▽

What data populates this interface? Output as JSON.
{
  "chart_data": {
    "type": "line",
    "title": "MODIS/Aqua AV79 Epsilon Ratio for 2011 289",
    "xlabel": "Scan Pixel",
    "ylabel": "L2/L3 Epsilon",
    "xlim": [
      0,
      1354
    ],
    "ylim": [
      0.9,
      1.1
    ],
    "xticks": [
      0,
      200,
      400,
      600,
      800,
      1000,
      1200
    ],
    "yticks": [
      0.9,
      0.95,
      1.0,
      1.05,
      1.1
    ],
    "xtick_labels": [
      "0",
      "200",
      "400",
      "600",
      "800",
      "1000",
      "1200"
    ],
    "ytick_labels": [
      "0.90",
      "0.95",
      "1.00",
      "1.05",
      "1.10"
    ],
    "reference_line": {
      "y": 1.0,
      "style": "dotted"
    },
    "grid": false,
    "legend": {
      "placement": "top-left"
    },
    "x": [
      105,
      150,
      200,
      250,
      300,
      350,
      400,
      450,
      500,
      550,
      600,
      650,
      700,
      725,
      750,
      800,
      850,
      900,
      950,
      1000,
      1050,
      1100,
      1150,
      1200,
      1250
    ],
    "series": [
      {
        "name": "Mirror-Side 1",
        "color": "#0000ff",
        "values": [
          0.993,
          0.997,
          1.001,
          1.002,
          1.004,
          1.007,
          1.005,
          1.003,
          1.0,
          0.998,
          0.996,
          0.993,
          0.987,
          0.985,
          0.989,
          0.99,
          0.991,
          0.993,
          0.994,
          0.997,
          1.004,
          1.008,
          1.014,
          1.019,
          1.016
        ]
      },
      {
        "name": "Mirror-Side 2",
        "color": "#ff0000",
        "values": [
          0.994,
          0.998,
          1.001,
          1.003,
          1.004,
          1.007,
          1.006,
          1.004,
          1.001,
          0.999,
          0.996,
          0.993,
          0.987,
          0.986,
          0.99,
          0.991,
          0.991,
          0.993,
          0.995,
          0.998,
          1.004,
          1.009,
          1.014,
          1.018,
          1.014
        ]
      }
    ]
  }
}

△
▽

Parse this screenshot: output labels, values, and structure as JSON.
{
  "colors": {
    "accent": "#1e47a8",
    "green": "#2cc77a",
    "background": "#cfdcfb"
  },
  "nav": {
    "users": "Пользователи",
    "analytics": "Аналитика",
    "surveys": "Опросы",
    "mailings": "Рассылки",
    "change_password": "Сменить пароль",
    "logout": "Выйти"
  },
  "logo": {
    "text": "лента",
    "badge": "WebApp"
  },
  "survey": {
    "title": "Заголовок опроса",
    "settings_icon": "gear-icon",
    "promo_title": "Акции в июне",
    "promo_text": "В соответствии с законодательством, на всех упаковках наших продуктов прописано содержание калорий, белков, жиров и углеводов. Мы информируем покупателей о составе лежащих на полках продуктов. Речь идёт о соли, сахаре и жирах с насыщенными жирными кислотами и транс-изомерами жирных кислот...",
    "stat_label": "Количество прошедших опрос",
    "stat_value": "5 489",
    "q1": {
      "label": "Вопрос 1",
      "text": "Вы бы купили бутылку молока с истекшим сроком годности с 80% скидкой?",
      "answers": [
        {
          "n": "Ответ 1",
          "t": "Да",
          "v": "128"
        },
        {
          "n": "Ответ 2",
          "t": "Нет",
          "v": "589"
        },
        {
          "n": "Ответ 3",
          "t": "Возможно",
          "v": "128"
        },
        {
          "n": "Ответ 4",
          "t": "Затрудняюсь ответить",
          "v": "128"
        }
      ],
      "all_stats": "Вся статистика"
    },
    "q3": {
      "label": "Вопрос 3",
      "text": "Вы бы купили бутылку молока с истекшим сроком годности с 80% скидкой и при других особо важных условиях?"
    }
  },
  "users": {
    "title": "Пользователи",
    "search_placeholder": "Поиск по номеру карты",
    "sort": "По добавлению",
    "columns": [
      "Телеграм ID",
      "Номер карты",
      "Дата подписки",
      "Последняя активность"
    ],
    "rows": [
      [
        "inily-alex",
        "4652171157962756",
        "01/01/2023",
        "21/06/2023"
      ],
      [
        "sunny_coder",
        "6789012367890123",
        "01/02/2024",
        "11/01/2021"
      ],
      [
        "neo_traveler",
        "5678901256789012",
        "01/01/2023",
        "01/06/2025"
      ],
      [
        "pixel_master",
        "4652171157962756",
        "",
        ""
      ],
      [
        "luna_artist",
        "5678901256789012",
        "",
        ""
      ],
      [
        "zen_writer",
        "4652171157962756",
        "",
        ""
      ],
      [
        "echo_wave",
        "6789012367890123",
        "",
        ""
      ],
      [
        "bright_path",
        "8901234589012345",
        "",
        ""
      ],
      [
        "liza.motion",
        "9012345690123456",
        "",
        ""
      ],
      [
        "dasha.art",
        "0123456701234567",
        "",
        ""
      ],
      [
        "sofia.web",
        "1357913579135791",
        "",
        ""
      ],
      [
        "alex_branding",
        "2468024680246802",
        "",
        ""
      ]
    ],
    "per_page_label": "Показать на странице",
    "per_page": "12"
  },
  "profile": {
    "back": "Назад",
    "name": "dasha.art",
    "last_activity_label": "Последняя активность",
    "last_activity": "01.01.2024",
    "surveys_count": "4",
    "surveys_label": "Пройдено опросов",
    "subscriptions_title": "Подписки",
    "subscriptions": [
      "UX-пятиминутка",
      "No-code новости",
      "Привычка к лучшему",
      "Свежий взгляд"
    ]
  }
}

△
▽

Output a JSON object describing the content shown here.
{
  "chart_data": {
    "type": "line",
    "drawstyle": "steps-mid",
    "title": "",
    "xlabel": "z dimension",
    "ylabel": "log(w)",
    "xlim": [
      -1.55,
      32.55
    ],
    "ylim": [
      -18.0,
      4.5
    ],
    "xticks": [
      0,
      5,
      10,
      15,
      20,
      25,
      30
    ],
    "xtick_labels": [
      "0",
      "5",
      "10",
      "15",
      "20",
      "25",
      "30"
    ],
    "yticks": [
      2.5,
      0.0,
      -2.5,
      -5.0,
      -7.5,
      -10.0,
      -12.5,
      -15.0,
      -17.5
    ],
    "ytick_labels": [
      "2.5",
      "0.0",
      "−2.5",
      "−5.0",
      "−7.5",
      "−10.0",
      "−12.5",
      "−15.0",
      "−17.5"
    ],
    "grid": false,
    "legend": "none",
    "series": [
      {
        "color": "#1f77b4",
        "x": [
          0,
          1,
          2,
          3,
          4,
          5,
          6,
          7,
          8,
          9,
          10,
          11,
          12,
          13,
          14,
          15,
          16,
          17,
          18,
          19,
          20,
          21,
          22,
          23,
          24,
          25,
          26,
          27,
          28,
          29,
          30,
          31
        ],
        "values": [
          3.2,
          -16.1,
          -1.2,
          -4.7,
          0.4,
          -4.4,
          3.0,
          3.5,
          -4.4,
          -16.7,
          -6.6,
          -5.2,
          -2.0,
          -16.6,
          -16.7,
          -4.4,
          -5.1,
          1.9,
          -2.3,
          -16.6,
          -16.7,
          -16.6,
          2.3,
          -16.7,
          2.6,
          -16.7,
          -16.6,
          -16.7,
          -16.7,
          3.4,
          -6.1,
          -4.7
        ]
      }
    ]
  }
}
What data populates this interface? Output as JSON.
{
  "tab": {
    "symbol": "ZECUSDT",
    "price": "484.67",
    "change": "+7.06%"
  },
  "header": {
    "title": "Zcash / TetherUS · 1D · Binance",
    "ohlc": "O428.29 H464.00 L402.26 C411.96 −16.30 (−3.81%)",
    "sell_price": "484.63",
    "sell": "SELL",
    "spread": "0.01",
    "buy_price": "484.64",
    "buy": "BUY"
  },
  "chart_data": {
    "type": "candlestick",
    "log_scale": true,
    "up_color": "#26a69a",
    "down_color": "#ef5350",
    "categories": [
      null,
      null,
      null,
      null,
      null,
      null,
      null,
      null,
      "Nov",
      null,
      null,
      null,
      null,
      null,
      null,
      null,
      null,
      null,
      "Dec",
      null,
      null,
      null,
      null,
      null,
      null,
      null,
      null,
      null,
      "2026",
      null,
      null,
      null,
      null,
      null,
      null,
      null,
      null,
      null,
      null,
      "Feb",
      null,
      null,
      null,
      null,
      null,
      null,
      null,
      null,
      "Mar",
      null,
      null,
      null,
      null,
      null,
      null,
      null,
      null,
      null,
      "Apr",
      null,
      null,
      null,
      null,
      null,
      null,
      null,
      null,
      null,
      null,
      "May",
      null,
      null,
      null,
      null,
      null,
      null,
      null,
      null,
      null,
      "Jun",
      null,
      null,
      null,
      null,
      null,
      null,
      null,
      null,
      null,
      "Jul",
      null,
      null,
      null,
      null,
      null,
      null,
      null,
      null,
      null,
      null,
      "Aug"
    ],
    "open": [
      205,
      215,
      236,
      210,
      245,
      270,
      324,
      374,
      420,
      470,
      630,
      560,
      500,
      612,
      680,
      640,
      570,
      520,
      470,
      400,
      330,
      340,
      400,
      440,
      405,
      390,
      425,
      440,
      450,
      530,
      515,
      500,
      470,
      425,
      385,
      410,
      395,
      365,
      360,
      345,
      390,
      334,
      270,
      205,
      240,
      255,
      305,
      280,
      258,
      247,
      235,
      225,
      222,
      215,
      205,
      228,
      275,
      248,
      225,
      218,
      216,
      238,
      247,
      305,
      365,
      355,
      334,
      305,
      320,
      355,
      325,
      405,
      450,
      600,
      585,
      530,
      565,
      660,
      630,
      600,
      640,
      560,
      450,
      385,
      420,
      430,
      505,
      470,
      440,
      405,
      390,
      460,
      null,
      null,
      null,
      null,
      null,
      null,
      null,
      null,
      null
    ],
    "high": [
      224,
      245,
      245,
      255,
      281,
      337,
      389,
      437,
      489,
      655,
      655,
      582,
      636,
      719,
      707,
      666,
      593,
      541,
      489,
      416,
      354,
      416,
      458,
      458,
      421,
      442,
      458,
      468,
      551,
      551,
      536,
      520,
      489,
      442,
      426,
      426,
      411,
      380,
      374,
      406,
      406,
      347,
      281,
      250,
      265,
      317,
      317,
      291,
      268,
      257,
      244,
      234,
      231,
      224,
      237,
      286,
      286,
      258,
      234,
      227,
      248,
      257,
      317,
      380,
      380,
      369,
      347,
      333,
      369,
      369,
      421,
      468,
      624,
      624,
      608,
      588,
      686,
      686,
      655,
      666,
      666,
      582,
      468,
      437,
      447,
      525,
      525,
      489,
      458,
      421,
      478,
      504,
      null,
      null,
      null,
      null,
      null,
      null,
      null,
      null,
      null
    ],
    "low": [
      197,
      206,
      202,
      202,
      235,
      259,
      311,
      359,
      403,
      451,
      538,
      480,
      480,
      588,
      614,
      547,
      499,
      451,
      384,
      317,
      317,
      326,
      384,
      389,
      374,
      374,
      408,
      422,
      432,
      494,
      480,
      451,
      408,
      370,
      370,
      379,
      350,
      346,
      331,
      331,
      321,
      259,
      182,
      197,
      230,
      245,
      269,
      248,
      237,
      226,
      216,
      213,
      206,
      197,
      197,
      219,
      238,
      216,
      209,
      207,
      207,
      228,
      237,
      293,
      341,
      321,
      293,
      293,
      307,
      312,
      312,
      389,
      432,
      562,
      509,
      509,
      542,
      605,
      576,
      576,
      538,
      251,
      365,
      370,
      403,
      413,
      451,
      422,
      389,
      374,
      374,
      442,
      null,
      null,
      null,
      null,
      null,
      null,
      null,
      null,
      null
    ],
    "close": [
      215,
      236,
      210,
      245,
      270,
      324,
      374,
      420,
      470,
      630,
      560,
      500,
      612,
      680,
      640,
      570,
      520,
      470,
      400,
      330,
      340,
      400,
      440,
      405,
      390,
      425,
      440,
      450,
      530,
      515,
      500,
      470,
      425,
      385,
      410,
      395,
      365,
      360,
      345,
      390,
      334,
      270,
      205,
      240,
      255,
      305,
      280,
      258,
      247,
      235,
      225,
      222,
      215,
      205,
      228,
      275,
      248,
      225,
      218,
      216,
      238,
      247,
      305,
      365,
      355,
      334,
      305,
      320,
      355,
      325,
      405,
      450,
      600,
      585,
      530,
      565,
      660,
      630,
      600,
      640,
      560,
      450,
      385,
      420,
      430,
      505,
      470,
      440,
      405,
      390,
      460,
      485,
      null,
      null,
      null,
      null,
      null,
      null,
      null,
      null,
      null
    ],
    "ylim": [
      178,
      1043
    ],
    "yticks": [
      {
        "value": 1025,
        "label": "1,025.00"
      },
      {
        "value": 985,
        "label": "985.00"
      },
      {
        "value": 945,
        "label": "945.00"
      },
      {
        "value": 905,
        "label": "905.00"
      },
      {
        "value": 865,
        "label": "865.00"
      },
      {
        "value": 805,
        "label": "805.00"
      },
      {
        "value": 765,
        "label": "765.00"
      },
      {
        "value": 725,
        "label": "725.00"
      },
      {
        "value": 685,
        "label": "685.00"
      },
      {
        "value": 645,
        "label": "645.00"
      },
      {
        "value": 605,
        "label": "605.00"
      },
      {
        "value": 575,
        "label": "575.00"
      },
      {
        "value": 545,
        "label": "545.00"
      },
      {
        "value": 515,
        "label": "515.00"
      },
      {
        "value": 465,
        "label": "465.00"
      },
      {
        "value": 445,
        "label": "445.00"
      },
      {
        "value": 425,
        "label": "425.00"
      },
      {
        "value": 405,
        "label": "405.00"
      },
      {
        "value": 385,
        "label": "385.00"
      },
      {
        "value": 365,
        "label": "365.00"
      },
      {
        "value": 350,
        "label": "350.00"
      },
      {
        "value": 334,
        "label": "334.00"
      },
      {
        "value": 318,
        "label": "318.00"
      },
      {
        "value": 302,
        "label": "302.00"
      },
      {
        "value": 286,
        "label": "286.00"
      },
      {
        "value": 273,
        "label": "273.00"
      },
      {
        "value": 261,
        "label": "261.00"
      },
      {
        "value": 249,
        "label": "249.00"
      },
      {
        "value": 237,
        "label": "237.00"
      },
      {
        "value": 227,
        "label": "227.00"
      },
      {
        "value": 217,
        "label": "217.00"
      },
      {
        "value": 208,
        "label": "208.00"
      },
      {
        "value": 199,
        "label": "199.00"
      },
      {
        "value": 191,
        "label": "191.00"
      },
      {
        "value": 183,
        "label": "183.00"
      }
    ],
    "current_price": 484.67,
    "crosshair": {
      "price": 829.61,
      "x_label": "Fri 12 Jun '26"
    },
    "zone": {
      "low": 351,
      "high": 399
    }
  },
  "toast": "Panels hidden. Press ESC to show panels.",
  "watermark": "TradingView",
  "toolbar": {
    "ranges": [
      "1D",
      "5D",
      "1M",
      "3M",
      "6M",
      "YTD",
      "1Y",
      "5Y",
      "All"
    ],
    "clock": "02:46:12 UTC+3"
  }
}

△

- [Task brief]: Copy out every line from the material above in which the word "активность" appears.

- [Answer to the task]:
      "Последняя активность"
    "last_activity_label": "Последняя активность",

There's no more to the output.